Records for this exercise:
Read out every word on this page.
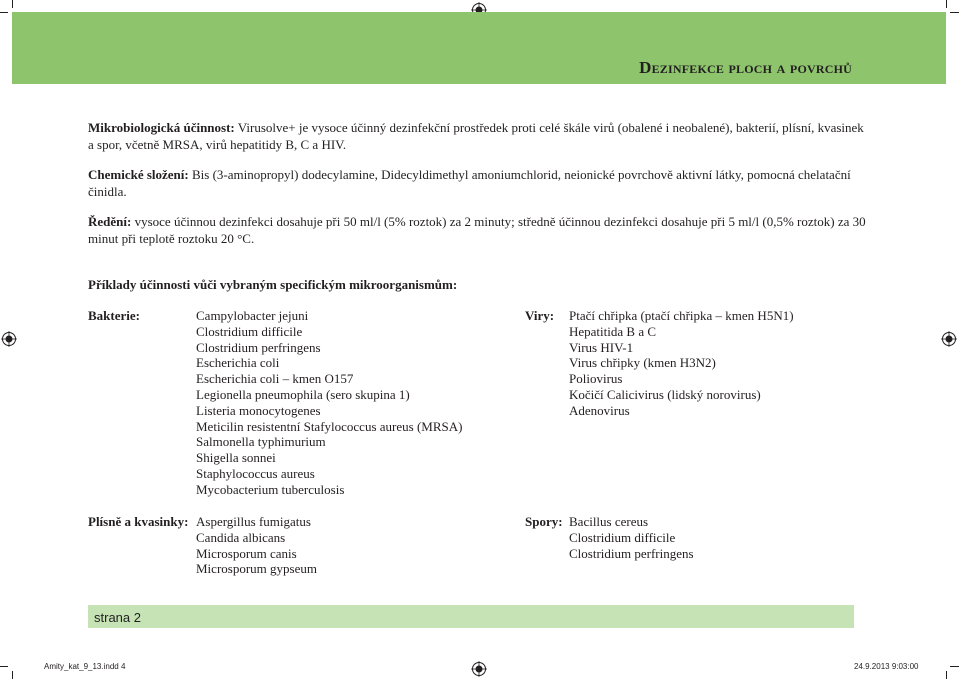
Dezinfekce ploch a povrchů
Mikrobiologická účinnost: Virusolve+ je vysoce účinný dezinfekční prostředek proti celé škále virů (obalené i neobalené), bakterií, plísní, kvasinek a spor, včetně MRSA, virů hepatitidy B, C a HIV.
Chemické složení: Bis (3-aminopropyl) dodecylamine, Didecyldimethyl amoniumchlorid, neionické povrchově aktivní látky, pomocná chelatační činidla.
Ředění: vysoce účinnou dezinfekci dosahuje při 50 ml/l (5% roztok) za 2 minuty; středně účinnou dezinfekci dosahuje při 5 ml/l (0,5% roztok) za 30 minut při teplotě roztoku 20 °C.
Příklady účinnosti vůči vybraným specifickým mikroorganismům:
Bakterie:	Campylobacter jejuni
Clostridium difficile
Clostridium perfringens
Escherichia coli
Escherichia coli – kmen O157
Legionella pneumophila (sero skupina 1)
Listeria monocytogenes
Meticilin resistentní Stafylococcus aureus (MRSA)
Salmonella typhimurium
Shigella sonnei
Staphylococcus aureus
Mycobacterium tuberculosis
Viry: Ptačí chřipka (ptačí chřipka – kmen H5N1)
Hepatitida B a C
Virus HIV-1
Virus chřipky (kmen H3N2)
Poliovirus
Kočičí Calicivirus (lidský norovirus)
Adenovirus
Plísně a kvasinky: Aspergillus fumigatus
Candida albicans
Microsporum canis
Microsporum gypseum
Spory: Bacillus cereus
Clostridium difficile
Clostridium perfringens
strana 2
Amity_kat_9_13.indd 4	24.9.2013 9:03:00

What to produce:
Show, from the records above, every line that includes "MRSA".

Task answer:
Mikrobiologická účinnost: Virusolve+ je vysoce účinný dezinfekční prostředek proti celé škále virů (obalené i neobalené), bakterií, plísní, kvasinek a spor, včetně MRSA, virů hepatitidy B, C a HIV.
Meticilin resistentní Stafylococcus aureus (MRSA)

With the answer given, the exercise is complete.